▸ **EXERCISE**: Reproduce, word for word, every line starting at the line that contains "Read all visible content and emit it as JSON." and ending with the final line of the entries.

Dataset items:
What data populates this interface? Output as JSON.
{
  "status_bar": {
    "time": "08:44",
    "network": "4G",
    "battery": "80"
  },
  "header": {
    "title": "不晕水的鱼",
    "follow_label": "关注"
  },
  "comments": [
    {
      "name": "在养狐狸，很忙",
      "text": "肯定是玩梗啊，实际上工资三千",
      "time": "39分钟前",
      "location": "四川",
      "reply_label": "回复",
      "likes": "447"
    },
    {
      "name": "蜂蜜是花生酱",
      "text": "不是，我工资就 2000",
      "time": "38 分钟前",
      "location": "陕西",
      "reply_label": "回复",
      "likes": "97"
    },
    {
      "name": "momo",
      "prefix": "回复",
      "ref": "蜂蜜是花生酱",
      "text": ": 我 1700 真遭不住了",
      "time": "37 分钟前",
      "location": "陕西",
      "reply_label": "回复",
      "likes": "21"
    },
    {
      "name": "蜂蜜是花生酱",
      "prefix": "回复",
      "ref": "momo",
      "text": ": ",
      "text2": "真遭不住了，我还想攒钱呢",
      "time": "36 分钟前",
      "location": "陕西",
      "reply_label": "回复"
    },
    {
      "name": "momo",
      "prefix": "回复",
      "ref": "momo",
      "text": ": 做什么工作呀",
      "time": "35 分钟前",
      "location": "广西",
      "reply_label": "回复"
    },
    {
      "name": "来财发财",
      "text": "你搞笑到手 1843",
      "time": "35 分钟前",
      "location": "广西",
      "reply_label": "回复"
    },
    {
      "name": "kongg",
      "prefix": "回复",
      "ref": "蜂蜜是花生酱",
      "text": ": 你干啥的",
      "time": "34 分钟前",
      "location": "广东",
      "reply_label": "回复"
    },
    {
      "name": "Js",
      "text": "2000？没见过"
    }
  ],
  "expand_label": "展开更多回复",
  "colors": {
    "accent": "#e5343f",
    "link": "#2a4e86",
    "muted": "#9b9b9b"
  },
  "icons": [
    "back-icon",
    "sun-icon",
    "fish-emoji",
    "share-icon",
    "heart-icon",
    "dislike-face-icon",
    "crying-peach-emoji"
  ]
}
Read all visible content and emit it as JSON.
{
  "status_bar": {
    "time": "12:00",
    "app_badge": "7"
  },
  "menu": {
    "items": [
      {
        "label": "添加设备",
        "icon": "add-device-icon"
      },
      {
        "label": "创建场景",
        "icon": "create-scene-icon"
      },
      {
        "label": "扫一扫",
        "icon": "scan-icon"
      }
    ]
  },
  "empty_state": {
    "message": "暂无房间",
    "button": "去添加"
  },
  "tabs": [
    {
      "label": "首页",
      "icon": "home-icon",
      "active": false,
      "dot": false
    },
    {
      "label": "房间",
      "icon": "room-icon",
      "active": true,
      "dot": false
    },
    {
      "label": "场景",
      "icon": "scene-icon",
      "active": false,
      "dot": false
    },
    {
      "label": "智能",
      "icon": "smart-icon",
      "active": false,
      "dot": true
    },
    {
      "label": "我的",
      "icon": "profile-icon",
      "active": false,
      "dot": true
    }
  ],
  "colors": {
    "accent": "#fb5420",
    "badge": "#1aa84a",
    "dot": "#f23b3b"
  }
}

▸ **EXERCISE ANSWER**:
Read all visible content and emit it as JSON.
{
  "status_bar": {
    "time": "12:00",
    "app_badge": "7"
  },
  "menu": {
    "items": [
      {
        "label": "添加设备",
        "icon": "add-device-icon"
      },
      {
        "label": "创建场景",
        "icon": "create-scene-icon"
      },
      {
        "label": "扫一扫",
        "icon": "scan-icon"
      }
    ]
  },
  "empty_state": {
    "message": "暂无房间",
    "button": "去添加"
  },
  "tabs": [
    {
      "label": "首页",
      "icon": "home-icon",
      "active": false,
      "dot": false
    },
    {
      "label": "房间",
      "icon": "room-icon",
      "active": true,
      "dot": false
    },
    {
      "label": "场景",
      "icon": "scene-icon",
      "active": false,
      "dot": false
    },
    {
      "label": "智能",
      "icon": "smart-icon",
      "active": false,
      "dot": true
    },
    {
      "label": "我的",
      "icon": "profile-icon",
      "active": false,
      "dot": true
    }
  ],
  "colors": {
    "accent": "#fb5420",
    "badge": "#1aa84a",
    "dot": "#f23b3b"
  }
}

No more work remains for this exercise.